==== EXERCISE INPUTS ====

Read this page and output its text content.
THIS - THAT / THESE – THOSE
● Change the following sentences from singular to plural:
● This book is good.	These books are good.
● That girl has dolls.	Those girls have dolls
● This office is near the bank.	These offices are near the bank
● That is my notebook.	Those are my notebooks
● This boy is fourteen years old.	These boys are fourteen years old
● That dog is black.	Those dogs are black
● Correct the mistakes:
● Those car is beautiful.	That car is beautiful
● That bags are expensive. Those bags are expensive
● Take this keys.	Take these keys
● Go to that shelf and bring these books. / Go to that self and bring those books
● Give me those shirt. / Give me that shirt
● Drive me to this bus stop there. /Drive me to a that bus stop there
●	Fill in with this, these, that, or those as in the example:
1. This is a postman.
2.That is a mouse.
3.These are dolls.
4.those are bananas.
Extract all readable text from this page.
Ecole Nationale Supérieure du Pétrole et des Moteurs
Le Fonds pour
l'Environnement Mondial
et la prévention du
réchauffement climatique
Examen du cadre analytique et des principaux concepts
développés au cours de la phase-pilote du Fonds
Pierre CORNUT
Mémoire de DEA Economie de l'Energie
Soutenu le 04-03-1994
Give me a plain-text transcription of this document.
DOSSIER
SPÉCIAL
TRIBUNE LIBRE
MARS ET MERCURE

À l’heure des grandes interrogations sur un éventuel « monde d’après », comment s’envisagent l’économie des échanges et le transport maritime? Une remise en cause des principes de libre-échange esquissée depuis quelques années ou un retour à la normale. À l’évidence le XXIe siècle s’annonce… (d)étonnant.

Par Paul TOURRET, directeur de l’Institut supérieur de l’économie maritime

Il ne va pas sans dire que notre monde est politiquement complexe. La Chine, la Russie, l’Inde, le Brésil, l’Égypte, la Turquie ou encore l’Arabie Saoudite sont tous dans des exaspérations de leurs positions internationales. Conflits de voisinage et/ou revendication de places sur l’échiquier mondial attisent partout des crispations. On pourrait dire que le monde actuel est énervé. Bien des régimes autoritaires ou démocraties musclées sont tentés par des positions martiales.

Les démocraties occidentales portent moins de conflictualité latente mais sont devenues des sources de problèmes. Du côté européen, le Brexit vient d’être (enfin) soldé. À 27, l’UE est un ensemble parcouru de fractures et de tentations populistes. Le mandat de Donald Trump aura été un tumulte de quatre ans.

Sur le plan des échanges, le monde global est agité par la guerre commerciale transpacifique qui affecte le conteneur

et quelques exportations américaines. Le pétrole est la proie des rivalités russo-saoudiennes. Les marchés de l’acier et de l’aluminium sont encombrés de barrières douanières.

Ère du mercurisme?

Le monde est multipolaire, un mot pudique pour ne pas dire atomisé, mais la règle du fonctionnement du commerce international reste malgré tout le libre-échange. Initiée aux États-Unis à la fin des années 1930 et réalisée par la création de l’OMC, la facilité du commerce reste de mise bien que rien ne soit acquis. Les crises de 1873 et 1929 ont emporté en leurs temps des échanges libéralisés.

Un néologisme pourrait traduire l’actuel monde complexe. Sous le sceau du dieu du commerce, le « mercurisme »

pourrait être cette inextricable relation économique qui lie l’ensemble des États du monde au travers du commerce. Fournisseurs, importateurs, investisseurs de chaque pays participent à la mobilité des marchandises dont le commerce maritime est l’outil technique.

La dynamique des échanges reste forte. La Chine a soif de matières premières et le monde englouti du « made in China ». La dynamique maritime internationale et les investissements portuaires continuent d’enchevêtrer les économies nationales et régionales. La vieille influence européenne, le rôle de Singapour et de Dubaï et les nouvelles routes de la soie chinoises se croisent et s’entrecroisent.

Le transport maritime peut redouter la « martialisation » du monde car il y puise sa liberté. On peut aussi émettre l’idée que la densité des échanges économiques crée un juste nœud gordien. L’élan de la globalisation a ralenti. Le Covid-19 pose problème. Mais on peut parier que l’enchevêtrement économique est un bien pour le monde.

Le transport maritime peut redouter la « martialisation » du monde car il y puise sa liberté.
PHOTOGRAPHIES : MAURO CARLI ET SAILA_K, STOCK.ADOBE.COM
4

====

## STATED GOAL
Print all the data exactly.

## ANSWER BELOW
Read this page and output its text content.
THIS - THAT / THESE – THOSE
● Change the following sentences from singular to plural:
● This book is good.	These books are good.
● That girl has dolls.	Those girls have dolls
● This office is near the bank.	These offices are near the bank
● That is my notebook.	Those are my notebooks
● This boy is fourteen years old.	These boys are fourteen years old
● That dog is black.	Those dogs are black
● Correct the mistakes:
● Those car is beautiful.	That car is beautiful
● That bags are expensive. Those bags are expensive
● Take this keys.	Take these keys
● Go to that shelf and bring these books. / Go to that self and bring those books
● Give me those shirt. / Give me that shirt
● Drive me to this bus stop there. /Drive me to a that bus stop there
●	Fill in with this, these, that, or those as in the example:
1. This is a postman.
2.That is a mouse.
3.These are dolls.
4.those are bananas.
Extract all readable text from this page.
Ecole Nationale Supérieure du Pétrole et des Moteurs
Le Fonds pour
l'Environnement Mondial
et la prévention du
réchauffement climatique
Examen du cadre analytique et des principaux concepts
développés au cours de la phase-pilote du Fonds
Pierre CORNUT
Mémoire de DEA Economie de l'Energie
Soutenu le 04-03-1994
Give me a plain-text transcription of this document.
DOSSIER
SPÉCIAL
TRIBUNE LIBRE
MARS ET MERCURE

À l’heure des grandes interrogations sur un éventuel « monde d’après », comment s’envisagent l’économie des échanges et le transport maritime? Une remise en cause des principes de libre-échange esquissée depuis quelques années ou un retour à la normale. À l’évidence le XXIe siècle s’annonce… (d)étonnant.

Par Paul TOURRET, directeur de l’Institut supérieur de l’économie maritime

Il ne va pas sans dire que notre monde est politiquement complexe. La Chine, la Russie, l’Inde, le Brésil, l’Égypte, la Turquie ou encore l’Arabie Saoudite sont tous dans des exaspérations de leurs positions internationales. Conflits de voisinage et/ou revendication de places sur l’échiquier mondial attisent partout des crispations. On pourrait dire que le monde actuel est énervé. Bien des régimes autoritaires ou démocraties musclées sont tentés par des positions martiales.

Les démocraties occidentales portent moins de conflictualité latente mais sont devenues des sources de problèmes. Du côté européen, le Brexit vient d’être (enfin) soldé. À 27, l’UE est un ensemble parcouru de fractures et de tentations populistes. Le mandat de Donald Trump aura été un tumulte de quatre ans.

Sur le plan des échanges, le monde global est agité par la guerre commerciale transpacifique qui affecte le conteneur

et quelques exportations américaines. Le pétrole est la proie des rivalités russo-saoudiennes. Les marchés de l’acier et de l’aluminium sont encombrés de barrières douanières.

Ère du mercurisme?

Le monde est multipolaire, un mot pudique pour ne pas dire atomisé, mais la règle du fonctionnement du commerce international reste malgré tout le libre-échange. Initiée aux États-Unis à la fin des années 1930 et réalisée par la création de l’OMC, la facilité du commerce reste de mise bien que rien ne soit acquis. Les crises de 1873 et 1929 ont emporté en leurs temps des échanges libéralisés.

Un néologisme pourrait traduire l’actuel monde complexe. Sous le sceau du dieu du commerce, le « mercurisme »

pourrait être cette inextricable relation économique qui lie l’ensemble des États du monde au travers du commerce. Fournisseurs, importateurs, investisseurs de chaque pays participent à la mobilité des marchandises dont le commerce maritime est l’outil technique.

La dynamique des échanges reste forte. La Chine a soif de matières premières et le monde englouti du « made in China ». La dynamique maritime internationale et les investissements portuaires continuent d’enchevêtrer les économies nationales et régionales. La vieille influence européenne, le rôle de Singapour et de Dubaï et les nouvelles routes de la soie chinoises se croisent et s’entrecroisent.

Le transport maritime peut redouter la « martialisation » du monde car il y puise sa liberté. On peut aussi émettre l’idée que la densité des échanges économiques crée un juste nœud gordien. L’élan de la globalisation a ralenti. Le Covid-19 pose problème. Mais on peut parier que l’enchevêtrement économique est un bien pour le monde.

Le transport maritime peut redouter la « martialisation » du monde car il y puise sa liberté.
PHOTOGRAPHIES : MAURO CARLI ET SAILA_K, STOCK.ADOBE.COM
4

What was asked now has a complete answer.